======== Excerpted records

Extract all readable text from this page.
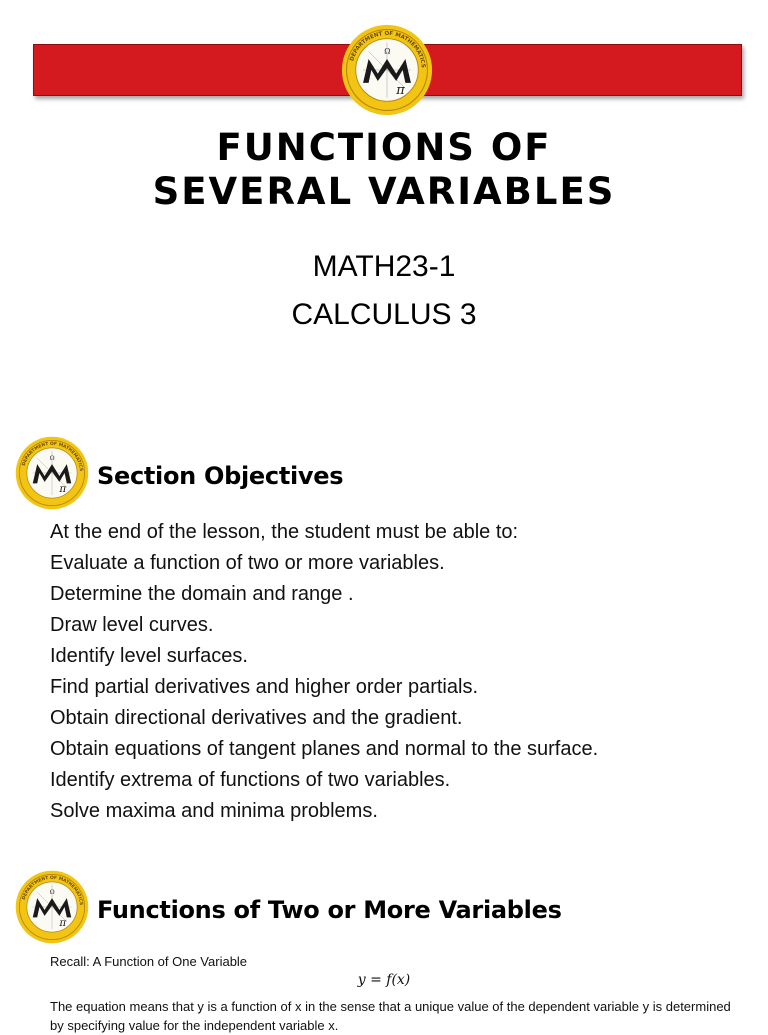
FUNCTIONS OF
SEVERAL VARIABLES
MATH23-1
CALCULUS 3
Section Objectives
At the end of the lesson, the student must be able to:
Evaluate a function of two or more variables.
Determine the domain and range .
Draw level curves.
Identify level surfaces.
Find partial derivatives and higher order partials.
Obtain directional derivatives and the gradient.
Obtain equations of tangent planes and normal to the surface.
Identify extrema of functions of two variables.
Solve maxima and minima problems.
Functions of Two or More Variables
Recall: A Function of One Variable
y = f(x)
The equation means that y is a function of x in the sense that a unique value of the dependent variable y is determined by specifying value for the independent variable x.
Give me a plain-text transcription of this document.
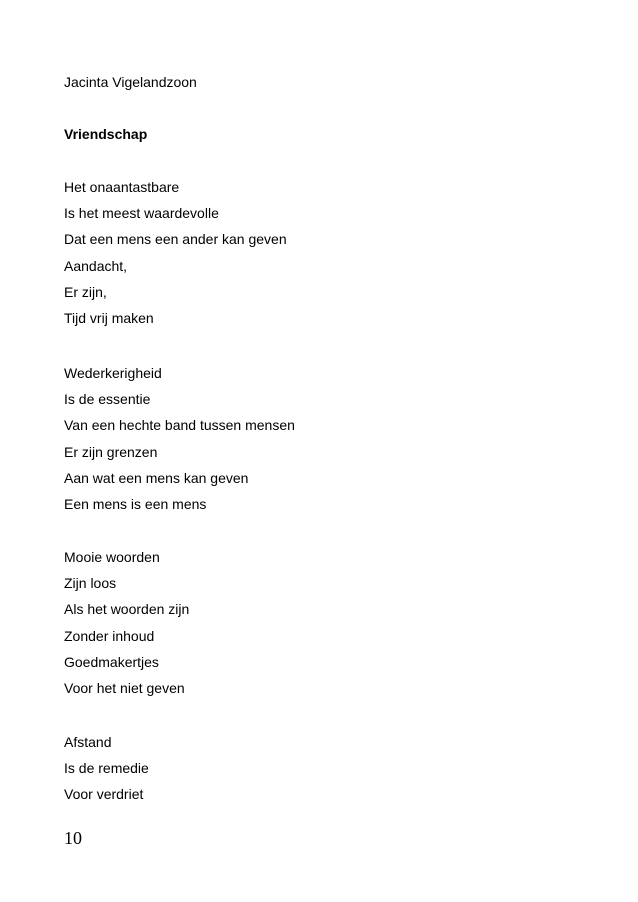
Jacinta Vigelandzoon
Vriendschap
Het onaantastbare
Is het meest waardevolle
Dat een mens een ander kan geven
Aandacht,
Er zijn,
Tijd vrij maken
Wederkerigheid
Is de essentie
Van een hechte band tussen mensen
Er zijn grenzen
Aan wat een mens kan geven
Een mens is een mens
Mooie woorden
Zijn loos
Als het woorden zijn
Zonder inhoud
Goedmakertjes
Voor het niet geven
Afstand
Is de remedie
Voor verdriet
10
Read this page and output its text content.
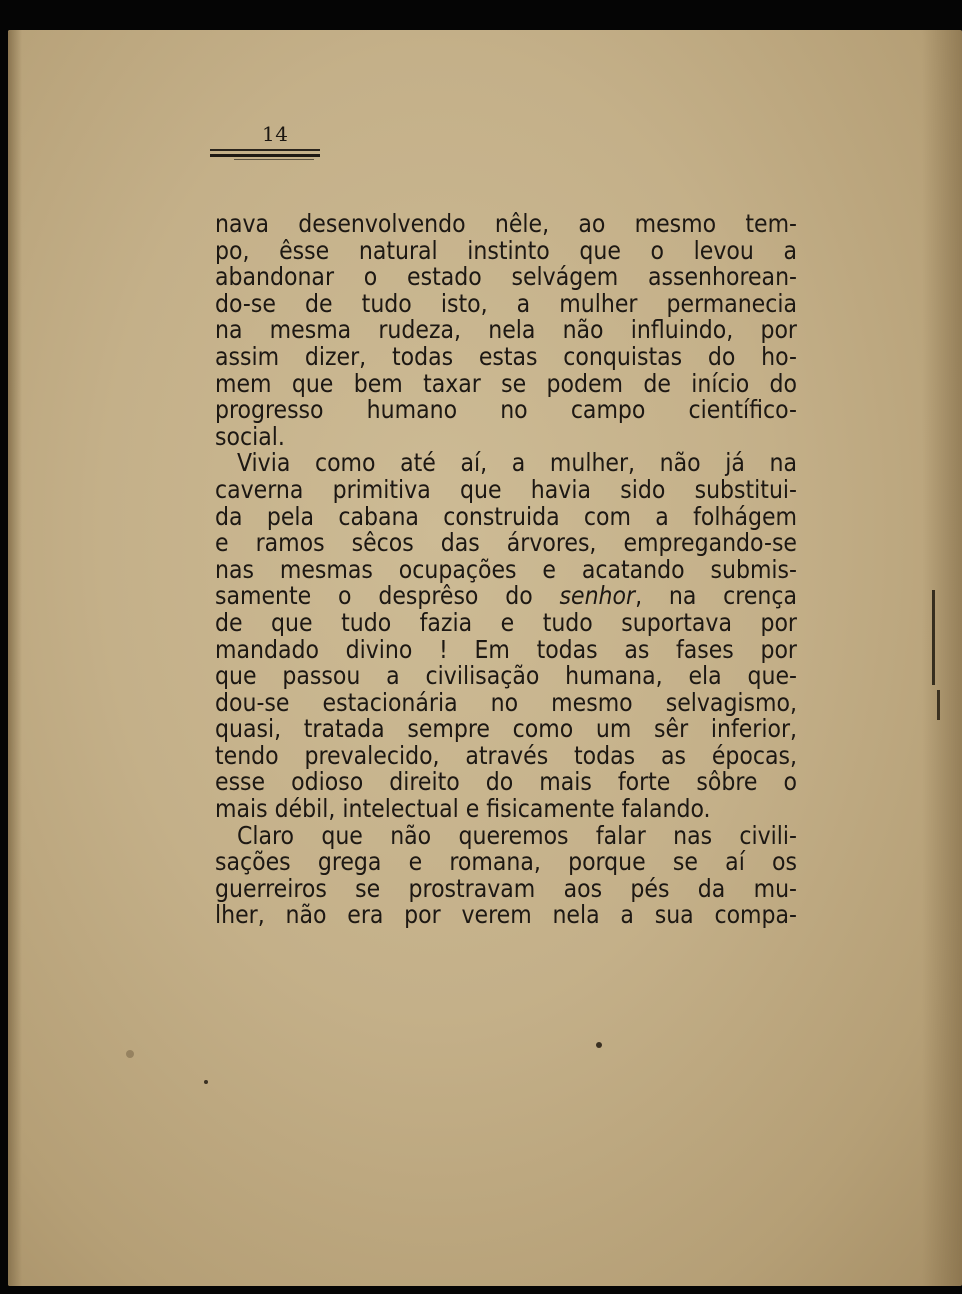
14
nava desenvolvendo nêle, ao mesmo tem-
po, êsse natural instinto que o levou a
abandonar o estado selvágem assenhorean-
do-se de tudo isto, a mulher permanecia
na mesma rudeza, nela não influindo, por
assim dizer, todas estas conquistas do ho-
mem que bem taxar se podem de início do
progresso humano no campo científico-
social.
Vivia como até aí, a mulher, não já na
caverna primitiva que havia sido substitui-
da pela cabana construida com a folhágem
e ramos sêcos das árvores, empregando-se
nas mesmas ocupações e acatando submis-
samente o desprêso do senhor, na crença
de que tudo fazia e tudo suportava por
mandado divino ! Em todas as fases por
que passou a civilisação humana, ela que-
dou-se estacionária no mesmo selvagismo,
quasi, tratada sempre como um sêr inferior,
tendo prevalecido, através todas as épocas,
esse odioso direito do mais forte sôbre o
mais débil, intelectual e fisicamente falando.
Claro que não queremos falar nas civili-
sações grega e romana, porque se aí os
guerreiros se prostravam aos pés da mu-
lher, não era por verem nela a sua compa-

================

• Problem requirements:
Write out every line above exactly as it is, leaving out the pictures.

• Exercise result:
Extract all readable text from this page.
FUNCTIONS OF
SEVERAL VARIABLES
MATH23-1
CALCULUS 3
Section Objectives
At the end of the lesson, the student must be able to:
Evaluate a function of two or more variables.
Determine the domain and range .
Draw level curves.
Identify level surfaces.
Find partial derivatives and higher order partials.
Obtain directional derivatives and the gradient.
Obtain equations of tangent planes and normal to the surface.
Identify extrema of functions of two variables.
Solve maxima and minima problems.
Functions of Two or More Variables
Recall: A Function of One Variable
y = f(x)
The equation means that y is a function of x in the sense that a unique value of the dependent variable y is determined by specifying value for the independent variable x.
Give me a plain-text transcription of this document.
Jacinta Vigelandzoon
Vriendschap
Het onaantastbare
Is het meest waardevolle
Dat een mens een ander kan geven
Aandacht,
Er zijn,
Tijd vrij maken
Wederkerigheid
Is de essentie
Van een hechte band tussen mensen
Er zijn grenzen
Aan wat een mens kan geven
Een mens is een mens
Mooie woorden
Zijn loos
Als het woorden zijn
Zonder inhoud
Goedmakertjes
Voor het niet geven
Afstand
Is de remedie
Voor verdriet
10
Read this page and output its text content.
14
nava desenvolvendo nêle, ao mesmo tem-
po, êsse natural instinto que o levou a
abandonar o estado selvágem assenhorean-
do-se de tudo isto, a mulher permanecia
na mesma rudeza, nela não influindo, por
assim dizer, todas estas conquistas do ho-
mem que bem taxar se podem de início do
progresso humano no campo científico-
social.
Vivia como até aí, a mulher, não já na
caverna primitiva que havia sido substitui-
da pela cabana construida com a folhágem
e ramos sêcos das árvores, empregando-se
nas mesmas ocupações e acatando submis-
samente o desprêso do senhor, na crença
de que tudo fazia e tudo suportava por
mandado divino ! Em todas as fases por
que passou a civilisação humana, ela que-
dou-se estacionária no mesmo selvagismo,
quasi, tratada sempre como um sêr inferior,
tendo prevalecido, através todas as épocas,
esse odioso direito do mais forte sôbre o
mais débil, intelectual e fisicamente falando.
Claro que não queremos falar nas civili-
sações grega e romana, porque se aí os
guerreiros se prostravam aos pés da mu-
lher, não era por verem nela a sua compa-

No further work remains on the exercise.